WRITTEN PROBLEM
Write out the entries again exactly as they are given.

DATASET EXCERPTS
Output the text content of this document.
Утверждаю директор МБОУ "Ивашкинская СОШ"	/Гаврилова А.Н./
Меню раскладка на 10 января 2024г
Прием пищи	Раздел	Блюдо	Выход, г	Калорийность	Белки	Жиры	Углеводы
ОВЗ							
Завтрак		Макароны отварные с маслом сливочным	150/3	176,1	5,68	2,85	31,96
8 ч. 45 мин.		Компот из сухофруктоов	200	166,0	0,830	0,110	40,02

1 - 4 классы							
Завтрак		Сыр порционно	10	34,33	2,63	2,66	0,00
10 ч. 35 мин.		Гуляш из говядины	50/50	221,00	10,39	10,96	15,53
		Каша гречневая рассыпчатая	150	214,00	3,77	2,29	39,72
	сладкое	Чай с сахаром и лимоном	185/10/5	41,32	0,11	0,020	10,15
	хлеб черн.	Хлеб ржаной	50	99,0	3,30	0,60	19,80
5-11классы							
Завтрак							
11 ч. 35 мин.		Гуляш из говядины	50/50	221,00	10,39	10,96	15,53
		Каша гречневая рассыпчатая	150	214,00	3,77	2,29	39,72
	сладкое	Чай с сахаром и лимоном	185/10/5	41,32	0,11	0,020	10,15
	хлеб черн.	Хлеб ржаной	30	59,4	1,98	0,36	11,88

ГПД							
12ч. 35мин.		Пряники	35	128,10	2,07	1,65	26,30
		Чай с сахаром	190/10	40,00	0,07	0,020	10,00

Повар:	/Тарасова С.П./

SOLUTION TO THIS PROBLEM
Output the text content of this document.
Утверждаю директор МБОУ "Ивашкинская СОШ"	/Гаврилова А.Н./
Меню раскладка на 10 января 2024г
Прием пищи	Раздел	Блюдо	Выход, г	Калорийность	Белки	Жиры	Углеводы
ОВЗ							
Завтрак		Макароны отварные с маслом сливочным	150/3	176,1	5,68	2,85	31,96
8 ч. 45 мин.		Компот из сухофруктоов	200	166,0	0,830	0,110	40,02

1 - 4 классы							
Завтрак		Сыр порционно	10	34,33	2,63	2,66	0,00
10 ч. 35 мин.		Гуляш из говядины	50/50	221,00	10,39	10,96	15,53
		Каша гречневая рассыпчатая	150	214,00	3,77	2,29	39,72
	сладкое	Чай с сахаром и лимоном	185/10/5	41,32	0,11	0,020	10,15
	хлеб черн.	Хлеб ржаной	50	99,0	3,30	0,60	19,80
5-11классы							
Завтрак							
11 ч. 35 мин.		Гуляш из говядины	50/50	221,00	10,39	10,96	15,53
		Каша гречневая рассыпчатая	150	214,00	3,77	2,29	39,72
	сладкое	Чай с сахаром и лимоном	185/10/5	41,32	0,11	0,020	10,15
	хлеб черн.	Хлеб ржаной	30	59,4	1,98	0,36	11,88

ГПД							
12ч. 35мин.		Пряники	35	128,10	2,07	1,65	26,30
		Чай с сахаром	190/10	40,00	0,07	0,020	10,00

Повар:	/Тарасова С.П./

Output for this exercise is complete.